Data entries

╭──

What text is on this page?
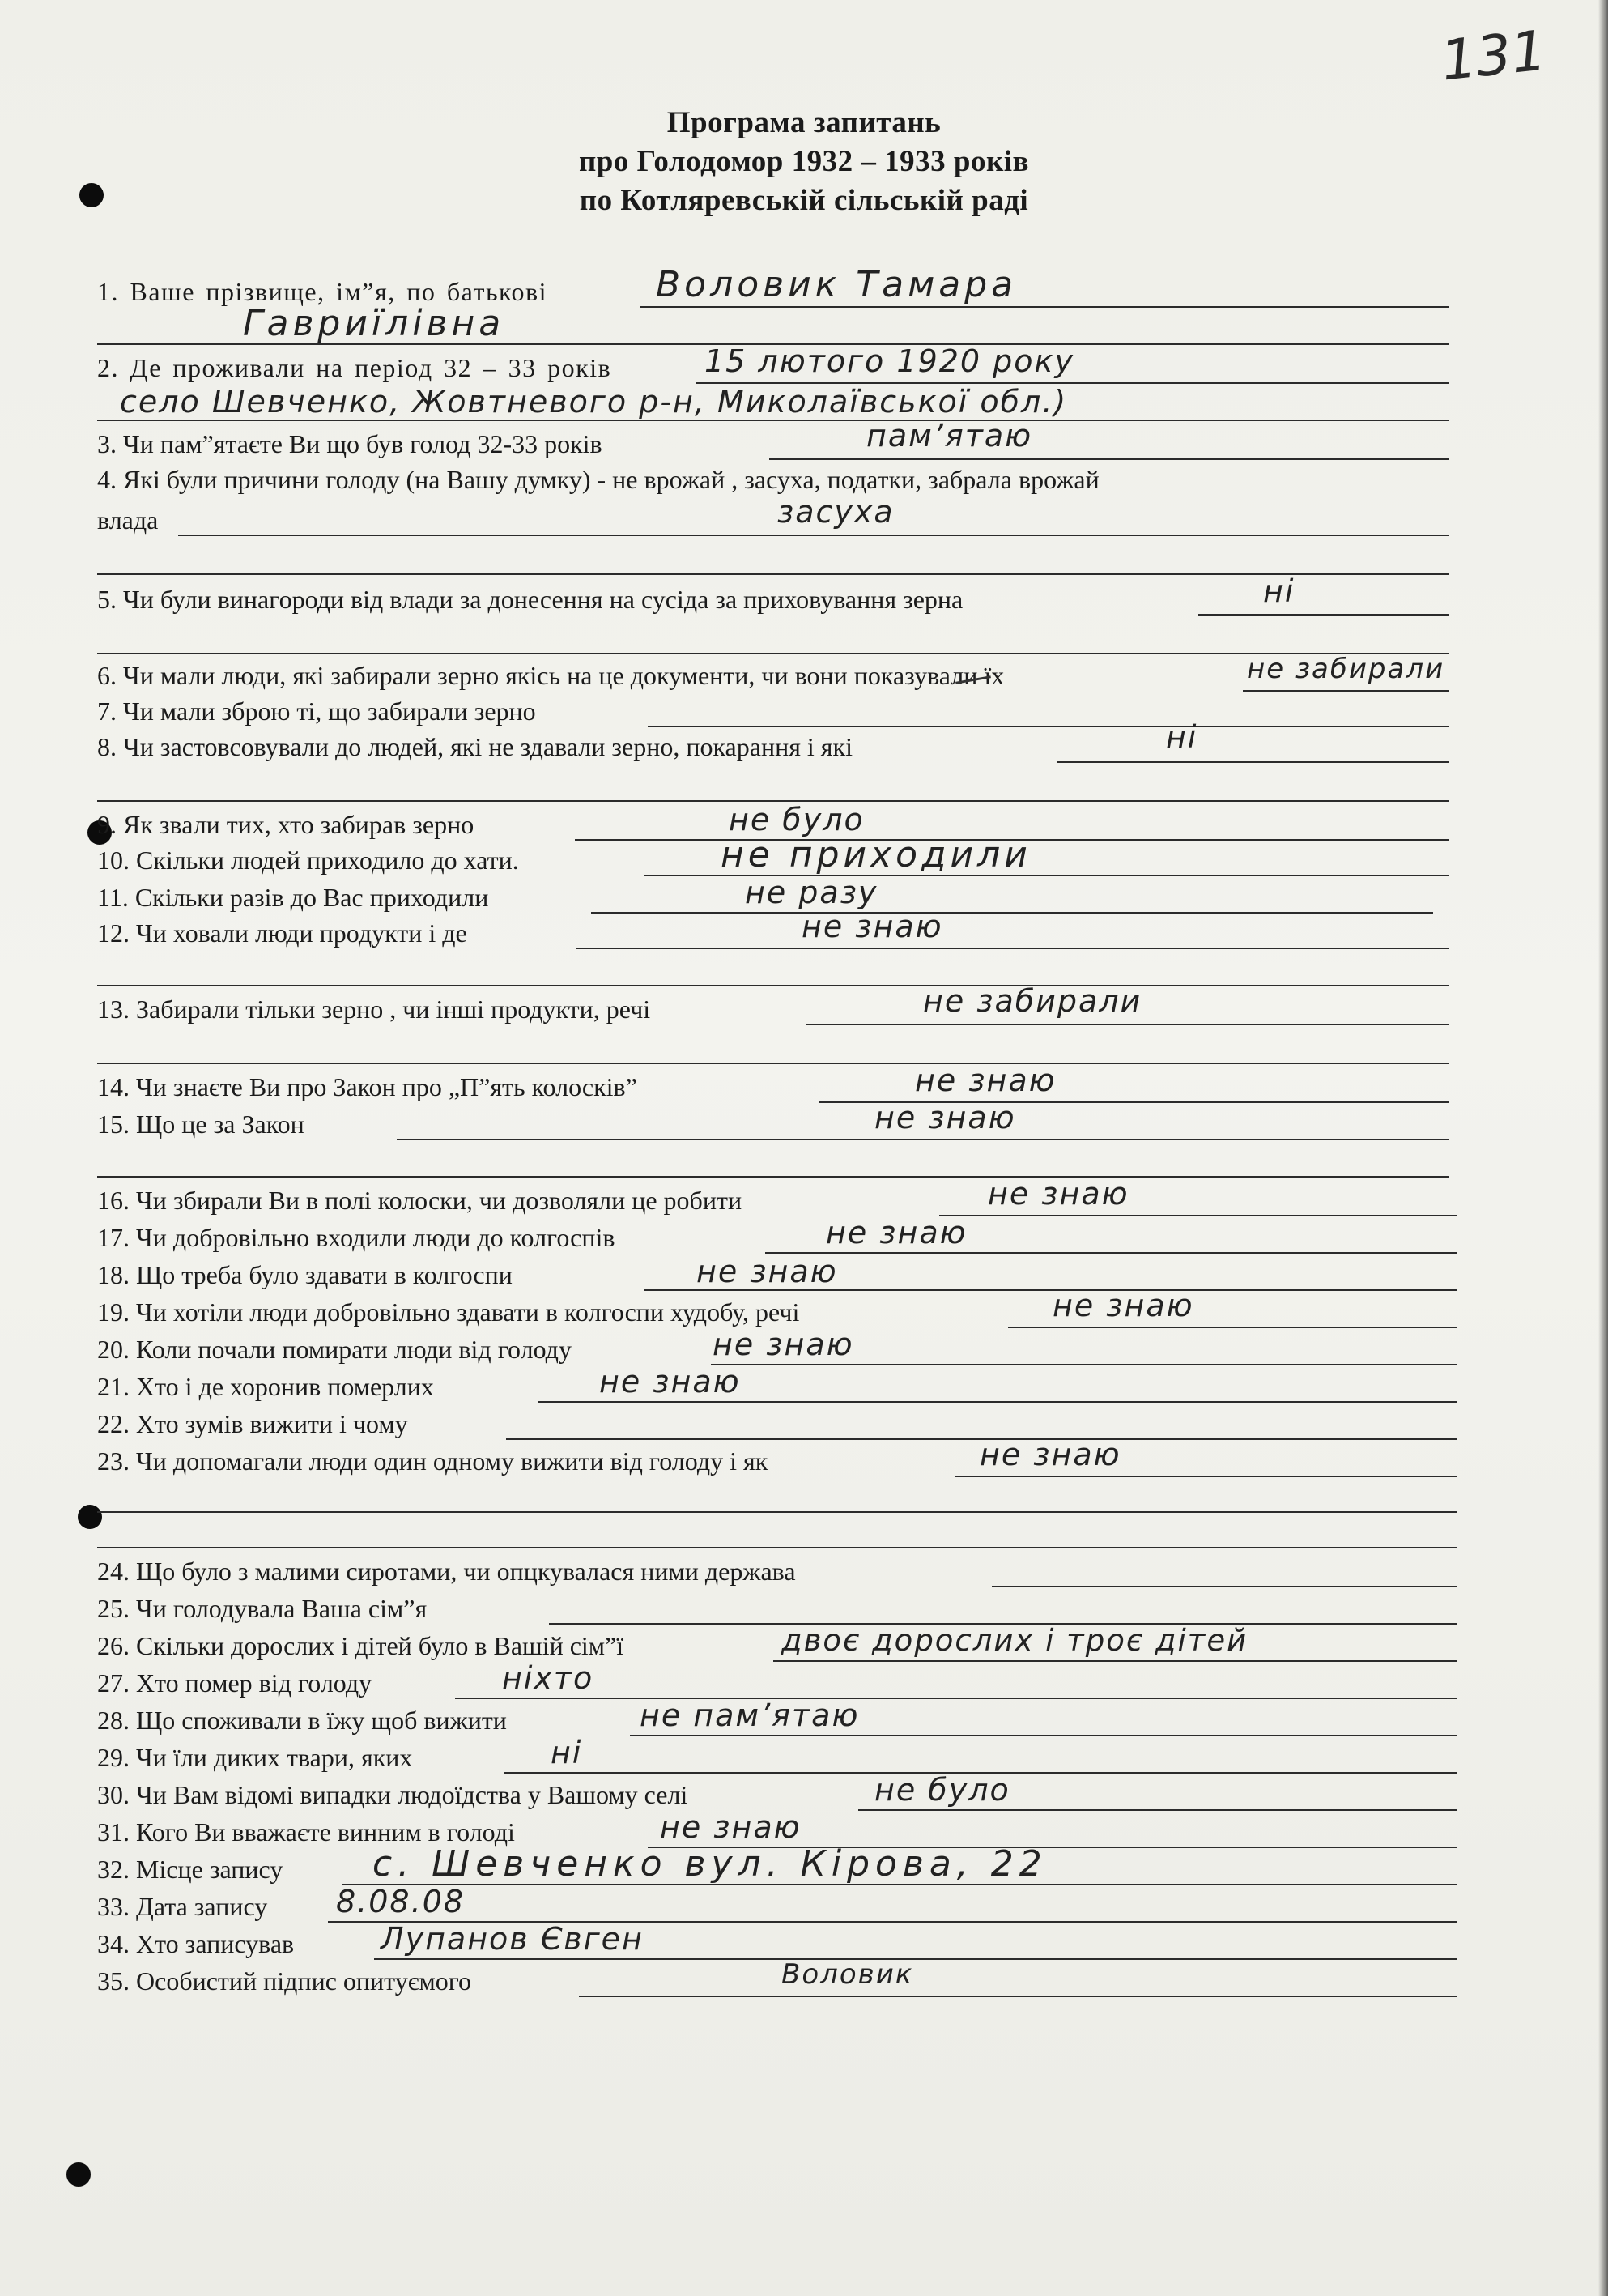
131
Програма запитань
про Голодомор 1932 – 1933 років
по Котляревській сільській раді
1. Ваше прізвище, ім”я, по батькові	Воловик Тамара
Гавриїлівна
2. Де проживали на період 32 – 33 років	15 лютого 1920 року
село Шевченко, Жовтневого р-н, Миколаївської обл.)
3. Чи пам”ятаєте Ви що був голод 32-33 років	пам’ятаю
4. Які були причини голоду (на Вашу думку) - не врожай , засуха, податки, забрала врожай
влада	засуха
5. Чи були винагороди від влади за донесення на сусіда за приховування зерна	ні
6. Чи мали люди, які забирали зерно якісь на це документи, чи вони показували їх	не забирали
7. Чи мали зброю ті, що забирали зерно
8. Чи застовсовували до людей, які не здавали зерно, покарання і які	ні
9. Як звали тих, хто забирав зерно	не було
10. Скільки людей приходило до хати.	не приходили
11. Скільки разів до Вас приходили	не разу
12. Чи ховали люди продукти і де	не знаю
13. Забирали тільки зерно , чи інші продукти, речі	не забирали
14. Чи знаєте Ви про Закон про „П”ять колосків”	не знаю
15. Що це за Закон	не знаю
16. Чи збирали Ви в полі колоски, чи дозволяли це робити	не знаю
17. Чи добровільно входили люди до колгоспів	не знаю
18. Що треба було здавати в колгоспи	не знаю
19. Чи хотіли люди добровільно здавати в колгоспи худобу, речі	не знаю
20. Коли почали помирати люди від голоду	не знаю
21. Хто і де хоронив померлих	не знаю
22. Хто зумів вижити і чому
23. Чи допомагали люди один одному вижити від голоду і як	не знаю
24. Що було з малими сиротами, чи опцкувалася ними держава
25. Чи голодувала Ваша сім”я
26. Скільки дорослих і дітей було в Вашій сім”ї	двоє дорослих і троє дітей
27. Хто помер від голоду	ніхто
28. Що споживали в їжу щоб вижити	не пам’ятаю
29. Чи їли диких твари, яких	ні
30. Чи Вам відомі випадки людоїдства у Вашому селі	не було
31. Кого Ви вважаєте винним в голоді	не знаю
32. Місце запису	с. Шевченко вул. Кірова, 22
33. Дата запису 8.08.08
34. Хто записував	Лупанов Євген
35. Особистий підпис опитуємого	Воловик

╰──

#### Your instructions
Each line above is to be copied verbatim. Drop any image from the copy.

#### Solution
What text is on this page?
131
Програма запитань
про Голодомор 1932 – 1933 років
по Котляревській сільській раді
1. Ваше прізвище, ім”я, по батькові	Воловик Тамара
Гавриїлівна
2. Де проживали на період 32 – 33 років	15 лютого 1920 року
село Шевченко, Жовтневого р-н, Миколаївської обл.)
3. Чи пам”ятаєте Ви що був голод 32-33 років	пам’ятаю
4. Які були причини голоду (на Вашу думку) - не врожай , засуха, податки, забрала врожай
влада	засуха
5. Чи були винагороди від влади за донесення на сусіда за приховування зерна	ні
6. Чи мали люди, які забирали зерно якісь на це документи, чи вони показували їх	не забирали
7. Чи мали зброю ті, що забирали зерно
8. Чи застовсовували до людей, які не здавали зерно, покарання і які	ні
9. Як звали тих, хто забирав зерно	не було
10. Скільки людей приходило до хати.	не приходили
11. Скільки разів до Вас приходили	не разу
12. Чи ховали люди продукти і де	не знаю
13. Забирали тільки зерно , чи інші продукти, речі	не забирали
14. Чи знаєте Ви про Закон про „П”ять колосків”	не знаю
15. Що це за Закон	не знаю
16. Чи збирали Ви в полі колоски, чи дозволяли це робити	не знаю
17. Чи добровільно входили люди до колгоспів	не знаю
18. Що треба було здавати в колгоспи	не знаю
19. Чи хотіли люди добровільно здавати в колгоспи худобу, речі	не знаю
20. Коли почали помирати люди від голоду	не знаю
21. Хто і де хоронив померлих	не знаю
22. Хто зумів вижити і чому
23. Чи допомагали люди один одному вижити від голоду і як	не знаю
24. Що було з малими сиротами, чи опцкувалася ними держава
25. Чи голодувала Ваша сім”я
26. Скільки дорослих і дітей було в Вашій сім”ї	двоє дорослих і троє дітей
27. Хто помер від голоду	ніхто
28. Що споживали в їжу щоб вижити	не пам’ятаю
29. Чи їли диких твари, яких	ні
30. Чи Вам відомі випадки людоїдства у Вашому селі	не було
31. Кого Ви вважаєте винним в голоді	не знаю
32. Місце запису	с. Шевченко вул. Кірова, 22
33. Дата запису 8.08.08
34. Хто записував	Лупанов Євген
35. Особистий підпис опитуємого	Воловик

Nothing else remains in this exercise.